[start EXERCISE MATERIALS]

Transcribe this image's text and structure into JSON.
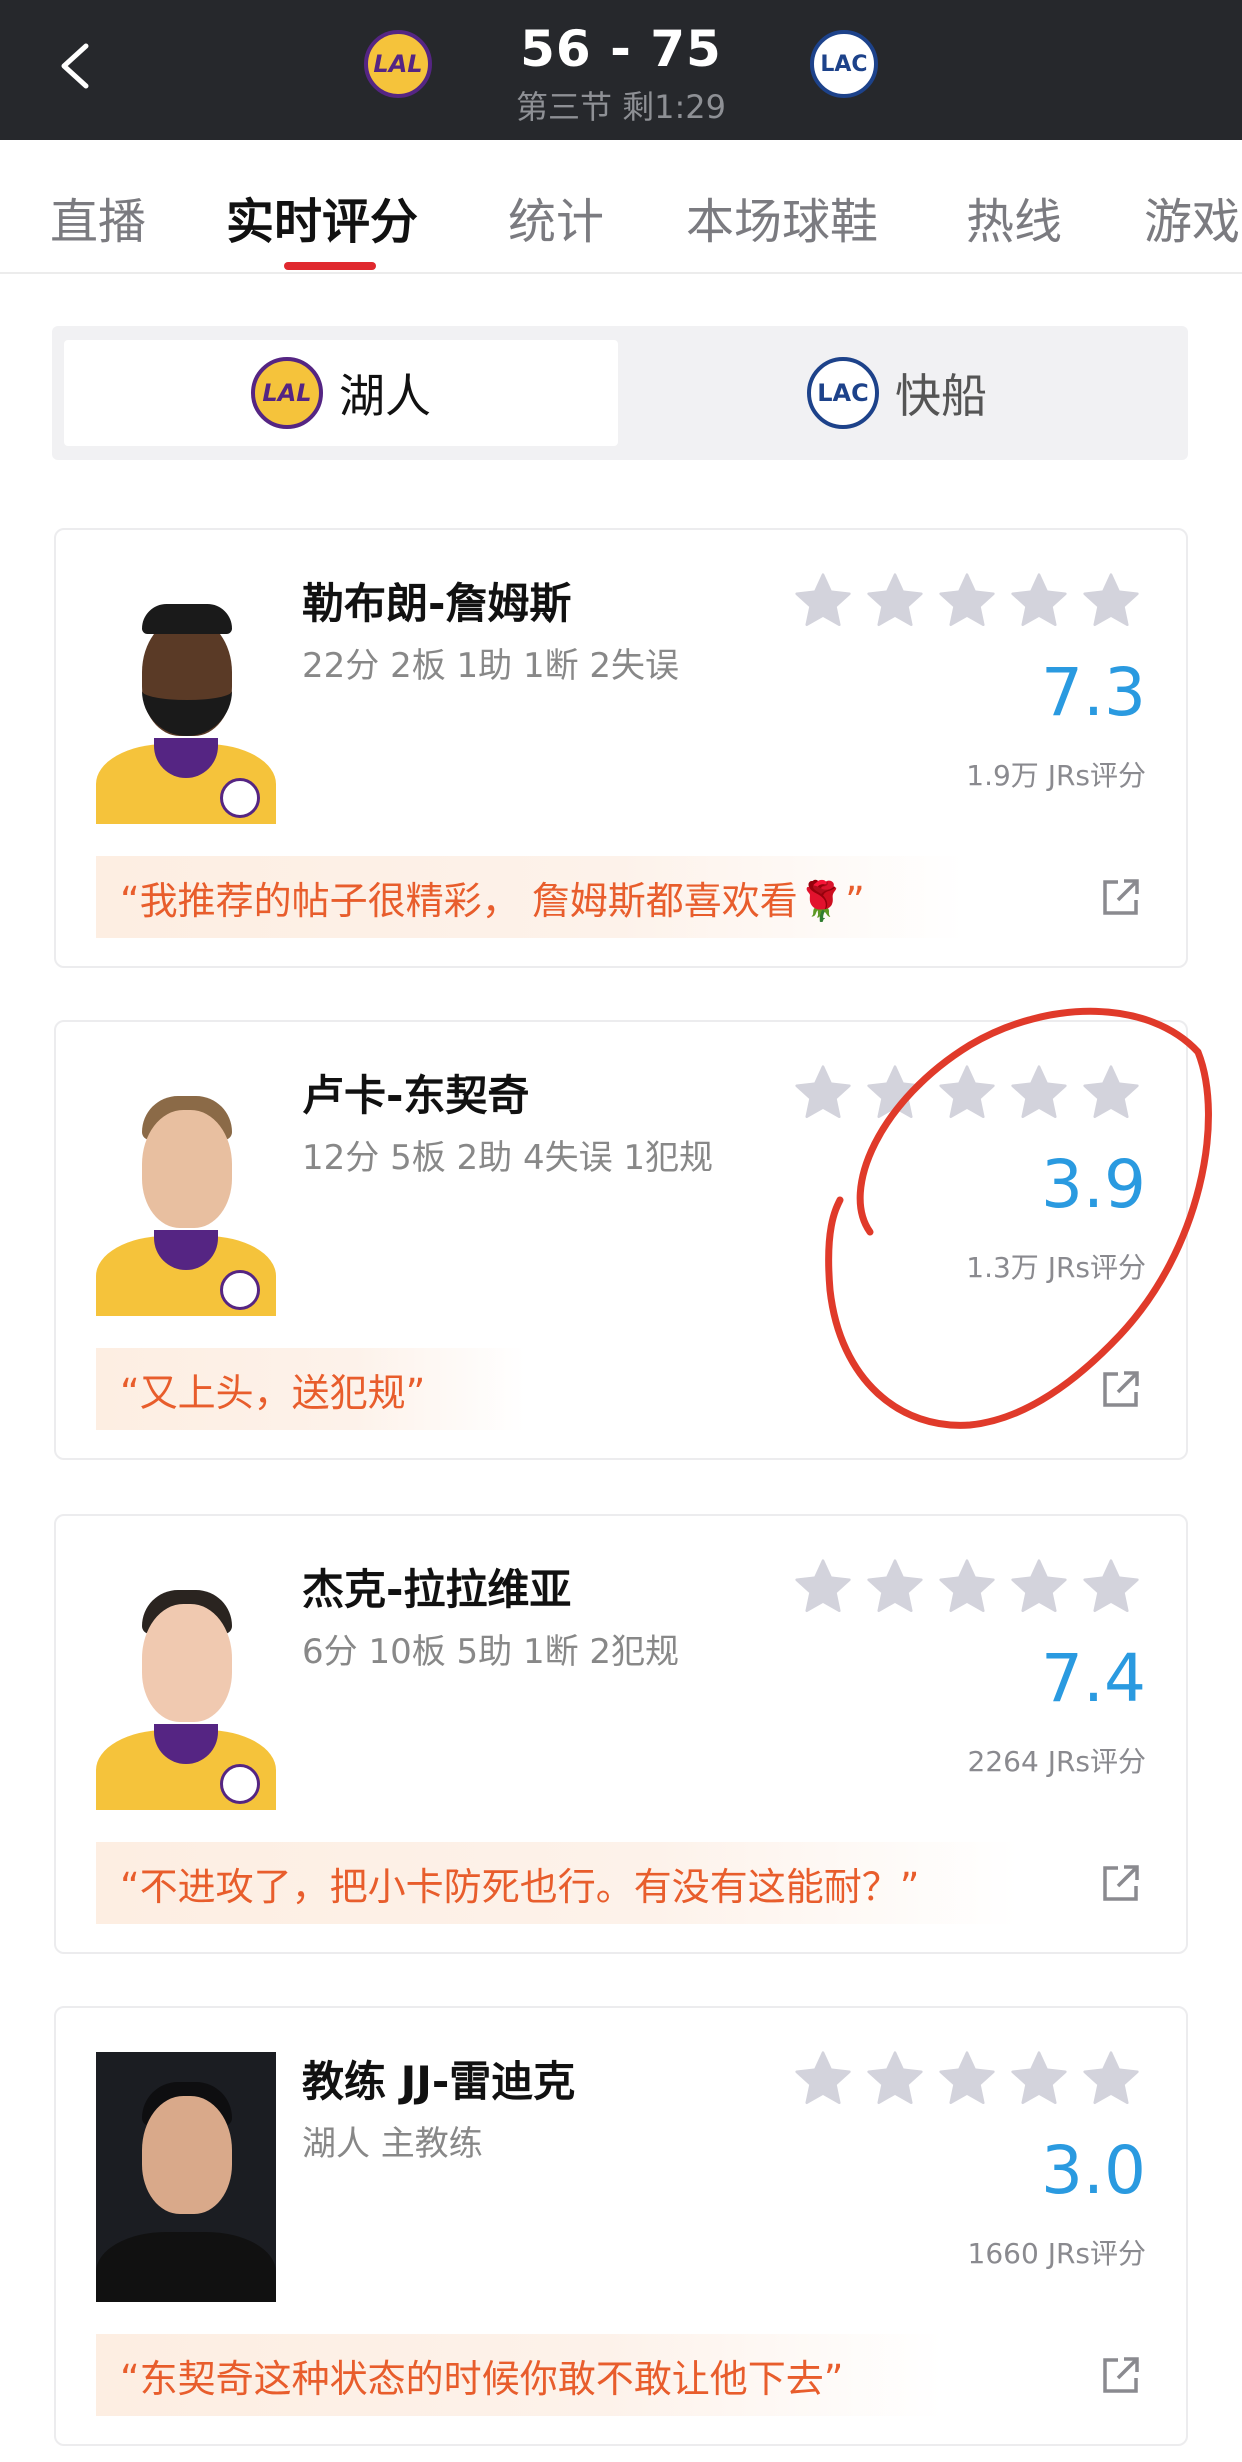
{
  "header": {
    "score": "56 - 75",
    "period": "第三节 剩1:29",
    "home_logo_text": "LAL",
    "away_logo_text": "LAC"
  },
  "tabs": [
    "直播",
    "实时评分",
    "统计",
    "本场球鞋",
    "热线",
    "游戏"
  ],
  "active_tab": "实时评分",
  "teams": [
    {
      "name": "湖人",
      "logo": "LAL",
      "selected": true
    },
    {
      "name": "快船",
      "logo": "LAC",
      "selected": false
    }
  ],
  "players": [
    {
      "name": "勒布朗-詹姆斯",
      "stats": "22分 2板 1助 1断 2失误",
      "rating": "7.3",
      "votes": "1.9万 JRs评分",
      "quote": "“我推荐的帖子很精彩， 詹姆斯都喜欢看🌹”"
    },
    {
      "name": "卢卡-东契奇",
      "stats": "12分 5板 2助 4失误 1犯规",
      "rating": "3.9",
      "votes": "1.3万 JRs评分",
      "quote": "“又上头，送犯规”"
    },
    {
      "name": "杰克-拉拉维亚",
      "stats": "6分 10板 5助 1断 2犯规",
      "rating": "7.4",
      "votes": "2264 JRs评分",
      "quote": "“不进攻了，把小卡防死也行。有没有这能耐？”"
    },
    {
      "name": "教练 JJ-雷迪克",
      "stats": "湖人 主教练",
      "rating": "3.0",
      "votes": "1660 JRs评分",
      "quote": "“东契奇这种状态的时候你敢不敢让他下去”"
    }
  ],
  "colors": {
    "header_bg": "#26282c",
    "accent_red": "#e0282e",
    "rating_blue": "#2a9ae0",
    "quote_orange": "#e85d2c",
    "star_gray": "#d3d3dc",
    "lakers_gold": "#f5c33b",
    "lakers_purple": "#552583",
    "clippers_blue": "#1d428a"
  },
  "icons": [
    "back-chevron-icon",
    "star-icon",
    "share-icon",
    "lakers-logo",
    "clippers-logo"
  ]
}
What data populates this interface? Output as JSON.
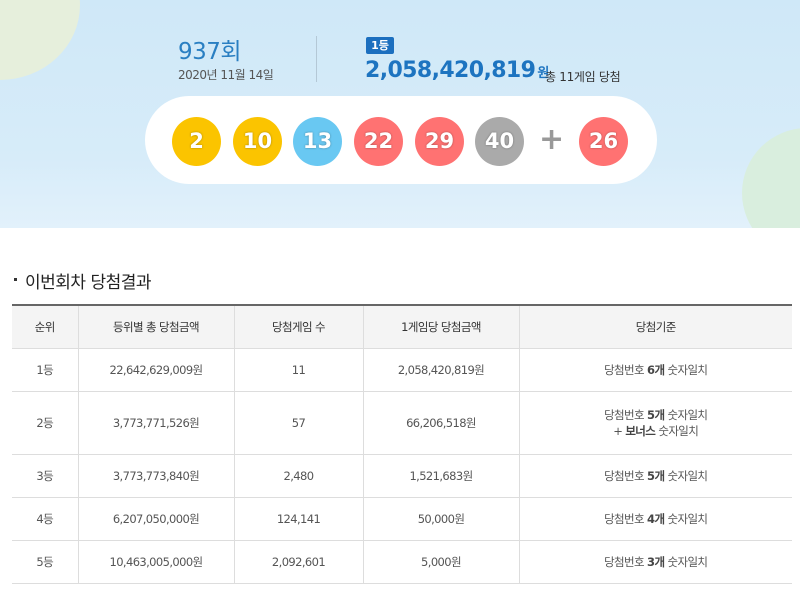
{
  "draw": {
    "round_number": "937",
    "round_unit": "회",
    "date": "2020년 11월 14일"
  },
  "first_prize": {
    "badge": "1등",
    "amount": "2,058,420,819",
    "unit": "원",
    "winners_text": "총 11게임 당첨"
  },
  "balls": [
    {
      "number": "2",
      "color": "#fbc400"
    },
    {
      "number": "10",
      "color": "#fbc400"
    },
    {
      "number": "13",
      "color": "#69c8f2"
    },
    {
      "number": "22",
      "color": "#ff7272"
    },
    {
      "number": "29",
      "color": "#ff7272"
    },
    {
      "number": "40",
      "color": "#aaaaaa"
    }
  ],
  "plus_symbol": "+",
  "bonus_ball": {
    "number": "26",
    "color": "#ff7272"
  },
  "section_title": "이번회차 당첨결과",
  "table": {
    "headers": [
      "순위",
      "등위별 총 당첨금액",
      "당첨게임 수",
      "1게임당 당첨금액",
      "당첨기준"
    ],
    "rows": [
      {
        "rank": "1등",
        "total": "22,642,629,009원",
        "games": "11",
        "per_game": "2,058,420,819원",
        "criteria": {
          "pre": "당첨번호 ",
          "bold": "6개",
          "post": " 숫자일치"
        }
      },
      {
        "rank": "2등",
        "total": "3,773,771,526원",
        "games": "57",
        "per_game": "66,206,518원",
        "criteria": {
          "pre": "당첨번호 ",
          "bold": "5개",
          "post": " 숫자일치",
          "line2_pre": "+ ",
          "line2_bold": "보너스",
          "line2_post": " 숫자일치"
        }
      },
      {
        "rank": "3등",
        "total": "3,773,773,840원",
        "games": "2,480",
        "per_game": "1,521,683원",
        "criteria": {
          "pre": "당첨번호 ",
          "bold": "5개",
          "post": " 숫자일치"
        }
      },
      {
        "rank": "4등",
        "total": "6,207,050,000원",
        "games": "124,141",
        "per_game": "50,000원",
        "criteria": {
          "pre": "당첨번호 ",
          "bold": "4개",
          "post": " 숫자일치"
        }
      },
      {
        "rank": "5등",
        "total": "10,463,005,000원",
        "games": "2,092,601",
        "per_game": "5,000원",
        "criteria": {
          "pre": "당첨번호 ",
          "bold": "3개",
          "post": " 숫자일치"
        }
      }
    ]
  }
}
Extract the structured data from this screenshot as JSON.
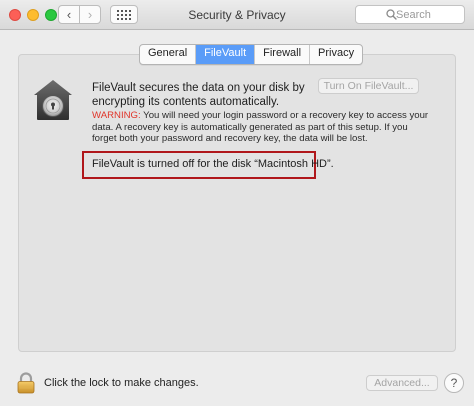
{
  "window": {
    "title": "Security & Privacy"
  },
  "toolbar": {
    "back_glyph": "‹",
    "forward_glyph": "›",
    "grid_icon": "grid-icon",
    "search_placeholder": "Search"
  },
  "tabs": [
    {
      "label": "General",
      "active": false
    },
    {
      "label": "FileVault",
      "active": true
    },
    {
      "label": "Firewall",
      "active": false
    },
    {
      "label": "Privacy",
      "active": false
    }
  ],
  "filevault": {
    "description": "FileVault secures the data on your disk by encrypting its contents automatically.",
    "turn_on_button": "Turn On FileVault...",
    "warning_label": "WARNING:",
    "warning_text": " You will need your login password or a recovery key to access your data. A recovery key is automatically generated as part of this setup. If you forget both your password and recovery key, the data will be lost.",
    "status": "FileVault is turned off for the disk “Macintosh HD”."
  },
  "footer": {
    "lock_text": "Click the lock to make changes.",
    "advanced_button": "Advanced...",
    "help_glyph": "?"
  },
  "colors": {
    "tab_active": "#5a9cf8",
    "warning_red": "#e0352a",
    "highlight_border": "#b0171b"
  }
}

[end EXERCISE MATERIALS]

Your task is to retype all the entries exactly and leave out any pictures.

EXERCISE RESPONSE:
Transcribe this image's text and structure into JSON.
{
  "header": {
    "score": "56 - 75",
    "period": "第三节 剩1:29",
    "home_logo_text": "LAL",
    "away_logo_text": "LAC"
  },
  "tabs": [
    "直播",
    "实时评分",
    "统计",
    "本场球鞋",
    "热线",
    "游戏"
  ],
  "active_tab": "实时评分",
  "teams": [
    {
      "name": "湖人",
      "logo": "LAL",
      "selected": true
    },
    {
      "name": "快船",
      "logo": "LAC",
      "selected": false
    }
  ],
  "players": [
    {
      "name": "勒布朗-詹姆斯",
      "stats": "22分 2板 1助 1断 2失误",
      "rating": "7.3",
      "votes": "1.9万 JRs评分",
      "quote": "“我推荐的帖子很精彩， 詹姆斯都喜欢看🌹”"
    },
    {
      "name": "卢卡-东契奇",
      "stats": "12分 5板 2助 4失误 1犯规",
      "rating": "3.9",
      "votes": "1.3万 JRs评分",
      "quote": "“又上头，送犯规”"
    },
    {
      "name": "杰克-拉拉维亚",
      "stats": "6分 10板 5助 1断 2犯规",
      "rating": "7.4",
      "votes": "2264 JRs评分",
      "quote": "“不进攻了，把小卡防死也行。有没有这能耐？”"
    },
    {
      "name": "教练 JJ-雷迪克",
      "stats": "湖人 主教练",
      "rating": "3.0",
      "votes": "1660 JRs评分",
      "quote": "“东契奇这种状态的时候你敢不敢让他下去”"
    }
  ],
  "colors": {
    "header_bg": "#26282c",
    "accent_red": "#e0282e",
    "rating_blue": "#2a9ae0",
    "quote_orange": "#e85d2c",
    "star_gray": "#d3d3dc",
    "lakers_gold": "#f5c33b",
    "lakers_purple": "#552583",
    "clippers_blue": "#1d428a"
  },
  "icons": [
    "back-chevron-icon",
    "star-icon",
    "share-icon",
    "lakers-logo",
    "clippers-logo"
  ]
}
What data populates this interface? Output as JSON.
{
  "draw": {
    "round_number": "937",
    "round_unit": "회",
    "date": "2020년 11월 14일"
  },
  "first_prize": {
    "badge": "1등",
    "amount": "2,058,420,819",
    "unit": "원",
    "winners_text": "총 11게임 당첨"
  },
  "balls": [
    {
      "number": "2",
      "color": "#fbc400"
    },
    {
      "number": "10",
      "color": "#fbc400"
    },
    {
      "number": "13",
      "color": "#69c8f2"
    },
    {
      "number": "22",
      "color": "#ff7272"
    },
    {
      "number": "29",
      "color": "#ff7272"
    },
    {
      "number": "40",
      "color": "#aaaaaa"
    }
  ],
  "plus_symbol": "+",
  "bonus_ball": {
    "number": "26",
    "color": "#ff7272"
  },
  "section_title": "이번회차 당첨결과",
  "table": {
    "headers": [
      "순위",
      "등위별 총 당첨금액",
      "당첨게임 수",
      "1게임당 당첨금액",
      "당첨기준"
    ],
    "rows": [
      {
        "rank": "1등",
        "total": "22,642,629,009원",
        "games": "11",
        "per_game": "2,058,420,819원",
        "criteria": {
          "pre": "당첨번호 ",
          "bold": "6개",
          "post": " 숫자일치"
        }
      },
      {
        "rank": "2등",
        "total": "3,773,771,526원",
        "games": "57",
        "per_game": "66,206,518원",
        "criteria": {
          "pre": "당첨번호 ",
          "bold": "5개",
          "post": " 숫자일치",
          "line2_pre": "+ ",
          "line2_bold": "보너스",
          "line2_post": " 숫자일치"
        }
      },
      {
        "rank": "3등",
        "total": "3,773,773,840원",
        "games": "2,480",
        "per_game": "1,521,683원",
        "criteria": {
          "pre": "당첨번호 ",
          "bold": "5개",
          "post": " 숫자일치"
        }
      },
      {
        "rank": "4등",
        "total": "6,207,050,000원",
        "games": "124,141",
        "per_game": "50,000원",
        "criteria": {
          "pre": "당첨번호 ",
          "bold": "4개",
          "post": " 숫자일치"
        }
      },
      {
        "rank": "5등",
        "total": "10,463,005,000원",
        "games": "2,092,601",
        "per_game": "5,000원",
        "criteria": {
          "pre": "당첨번호 ",
          "bold": "3개",
          "post": " 숫자일치"
        }
      }
    ]
  }
}
Extract the structured data from this screenshot as JSON.
{
  "window": {
    "title": "Security & Privacy"
  },
  "toolbar": {
    "back_glyph": "‹",
    "forward_glyph": "›",
    "grid_icon": "grid-icon",
    "search_placeholder": "Search"
  },
  "tabs": [
    {
      "label": "General",
      "active": false
    },
    {
      "label": "FileVault",
      "active": true
    },
    {
      "label": "Firewall",
      "active": false
    },
    {
      "label": "Privacy",
      "active": false
    }
  ],
  "filevault": {
    "description": "FileVault secures the data on your disk by encrypting its contents automatically.",
    "turn_on_button": "Turn On FileVault...",
    "warning_label": "WARNING:",
    "warning_text": " You will need your login password or a recovery key to access your data. A recovery key is automatically generated as part of this setup. If you forget both your password and recovery key, the data will be lost.",
    "status": "FileVault is turned off for the disk “Macintosh HD”."
  },
  "footer": {
    "lock_text": "Click the lock to make changes.",
    "advanced_button": "Advanced...",
    "help_glyph": "?"
  },
  "colors": {
    "tab_active": "#5a9cf8",
    "warning_red": "#e0352a",
    "highlight_border": "#b0171b"
  }
}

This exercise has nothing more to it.